=== Given instruction ===
Count, in the entries, the lines with "style". Answer with the number only.

=== Provided records ===
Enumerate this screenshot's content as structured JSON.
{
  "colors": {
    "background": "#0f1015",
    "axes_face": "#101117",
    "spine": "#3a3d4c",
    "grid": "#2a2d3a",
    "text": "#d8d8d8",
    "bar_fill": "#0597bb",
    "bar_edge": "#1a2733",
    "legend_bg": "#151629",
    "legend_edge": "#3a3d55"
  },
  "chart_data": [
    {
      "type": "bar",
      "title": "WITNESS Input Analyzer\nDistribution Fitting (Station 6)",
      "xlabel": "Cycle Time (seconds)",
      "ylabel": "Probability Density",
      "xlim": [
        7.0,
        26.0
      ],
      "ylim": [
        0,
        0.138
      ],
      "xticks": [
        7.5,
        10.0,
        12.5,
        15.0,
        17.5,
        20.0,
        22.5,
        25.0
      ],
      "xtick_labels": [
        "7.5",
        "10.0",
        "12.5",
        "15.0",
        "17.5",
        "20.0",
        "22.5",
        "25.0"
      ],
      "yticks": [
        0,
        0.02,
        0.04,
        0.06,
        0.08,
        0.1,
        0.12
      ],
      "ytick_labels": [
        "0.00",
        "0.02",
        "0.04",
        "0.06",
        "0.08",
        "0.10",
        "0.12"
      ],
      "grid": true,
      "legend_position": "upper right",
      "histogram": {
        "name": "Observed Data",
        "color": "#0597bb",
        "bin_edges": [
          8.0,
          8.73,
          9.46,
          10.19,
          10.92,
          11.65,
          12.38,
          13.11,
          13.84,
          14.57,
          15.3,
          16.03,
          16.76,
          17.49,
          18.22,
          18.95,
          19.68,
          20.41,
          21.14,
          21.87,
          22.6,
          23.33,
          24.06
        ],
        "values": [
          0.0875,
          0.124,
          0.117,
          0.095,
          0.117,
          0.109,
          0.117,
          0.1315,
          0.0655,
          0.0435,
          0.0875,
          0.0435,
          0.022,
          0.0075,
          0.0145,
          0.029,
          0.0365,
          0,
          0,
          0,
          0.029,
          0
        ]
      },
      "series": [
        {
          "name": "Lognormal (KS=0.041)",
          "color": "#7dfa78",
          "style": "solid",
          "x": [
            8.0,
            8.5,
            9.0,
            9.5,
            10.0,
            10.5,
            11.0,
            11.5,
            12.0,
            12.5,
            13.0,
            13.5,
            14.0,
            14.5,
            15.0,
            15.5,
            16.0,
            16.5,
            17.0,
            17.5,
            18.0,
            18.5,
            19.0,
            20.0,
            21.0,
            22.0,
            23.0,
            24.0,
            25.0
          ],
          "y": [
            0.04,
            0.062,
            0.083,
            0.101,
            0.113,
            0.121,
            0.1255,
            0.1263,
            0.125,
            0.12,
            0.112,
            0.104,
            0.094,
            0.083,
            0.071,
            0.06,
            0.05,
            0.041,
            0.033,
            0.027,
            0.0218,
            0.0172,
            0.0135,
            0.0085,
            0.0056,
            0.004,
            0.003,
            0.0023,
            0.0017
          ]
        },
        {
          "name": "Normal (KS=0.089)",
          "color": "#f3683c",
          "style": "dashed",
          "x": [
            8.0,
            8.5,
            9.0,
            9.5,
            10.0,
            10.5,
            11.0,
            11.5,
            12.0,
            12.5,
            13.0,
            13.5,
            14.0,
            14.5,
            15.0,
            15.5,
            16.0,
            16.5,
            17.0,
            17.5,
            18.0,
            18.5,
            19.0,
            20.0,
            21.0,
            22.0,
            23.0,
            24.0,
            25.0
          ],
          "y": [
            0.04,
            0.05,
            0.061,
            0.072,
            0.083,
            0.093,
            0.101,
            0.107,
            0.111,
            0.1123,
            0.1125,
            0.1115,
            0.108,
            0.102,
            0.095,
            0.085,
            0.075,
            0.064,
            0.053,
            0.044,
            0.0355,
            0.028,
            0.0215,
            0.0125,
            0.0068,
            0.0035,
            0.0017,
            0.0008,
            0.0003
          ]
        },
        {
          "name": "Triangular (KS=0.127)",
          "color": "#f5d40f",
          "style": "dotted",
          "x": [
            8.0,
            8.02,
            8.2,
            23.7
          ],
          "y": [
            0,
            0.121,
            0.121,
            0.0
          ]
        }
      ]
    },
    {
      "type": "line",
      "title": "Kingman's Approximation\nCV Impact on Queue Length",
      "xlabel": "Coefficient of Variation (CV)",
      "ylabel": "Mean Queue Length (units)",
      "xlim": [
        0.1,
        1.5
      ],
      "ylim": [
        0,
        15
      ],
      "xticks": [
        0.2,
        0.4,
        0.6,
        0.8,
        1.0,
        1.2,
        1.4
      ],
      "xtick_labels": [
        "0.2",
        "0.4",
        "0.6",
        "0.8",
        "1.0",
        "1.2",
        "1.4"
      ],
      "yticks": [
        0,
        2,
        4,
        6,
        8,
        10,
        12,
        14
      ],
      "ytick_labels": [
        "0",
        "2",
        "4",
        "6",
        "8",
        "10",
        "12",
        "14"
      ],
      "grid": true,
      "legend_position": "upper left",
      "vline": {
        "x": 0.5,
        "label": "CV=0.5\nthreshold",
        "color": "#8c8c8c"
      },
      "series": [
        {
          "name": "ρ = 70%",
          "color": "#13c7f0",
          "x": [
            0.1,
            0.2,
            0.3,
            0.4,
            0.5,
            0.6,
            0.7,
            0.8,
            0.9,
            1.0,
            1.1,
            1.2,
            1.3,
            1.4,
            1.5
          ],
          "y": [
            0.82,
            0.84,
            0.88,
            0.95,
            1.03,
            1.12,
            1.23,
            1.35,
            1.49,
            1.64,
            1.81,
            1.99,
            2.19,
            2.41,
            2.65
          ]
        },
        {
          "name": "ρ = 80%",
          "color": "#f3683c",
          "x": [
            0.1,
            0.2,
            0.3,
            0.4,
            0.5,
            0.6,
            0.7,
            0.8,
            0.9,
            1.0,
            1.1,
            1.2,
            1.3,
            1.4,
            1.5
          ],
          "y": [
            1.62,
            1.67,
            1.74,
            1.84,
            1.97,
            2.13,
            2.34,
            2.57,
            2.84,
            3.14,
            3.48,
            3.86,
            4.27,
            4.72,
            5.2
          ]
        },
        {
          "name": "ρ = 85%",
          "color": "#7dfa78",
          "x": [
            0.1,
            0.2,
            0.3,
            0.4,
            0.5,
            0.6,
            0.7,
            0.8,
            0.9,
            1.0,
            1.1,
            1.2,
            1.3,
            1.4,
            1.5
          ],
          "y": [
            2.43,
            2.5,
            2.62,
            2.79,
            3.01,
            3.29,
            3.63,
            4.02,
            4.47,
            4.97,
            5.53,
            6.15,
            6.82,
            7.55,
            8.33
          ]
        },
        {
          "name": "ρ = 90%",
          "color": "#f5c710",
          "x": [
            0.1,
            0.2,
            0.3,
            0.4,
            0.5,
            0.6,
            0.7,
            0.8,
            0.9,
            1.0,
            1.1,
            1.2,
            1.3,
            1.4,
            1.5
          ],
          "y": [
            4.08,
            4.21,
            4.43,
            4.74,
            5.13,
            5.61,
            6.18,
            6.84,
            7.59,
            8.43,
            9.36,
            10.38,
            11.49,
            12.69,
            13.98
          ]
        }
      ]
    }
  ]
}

=== Output ===
3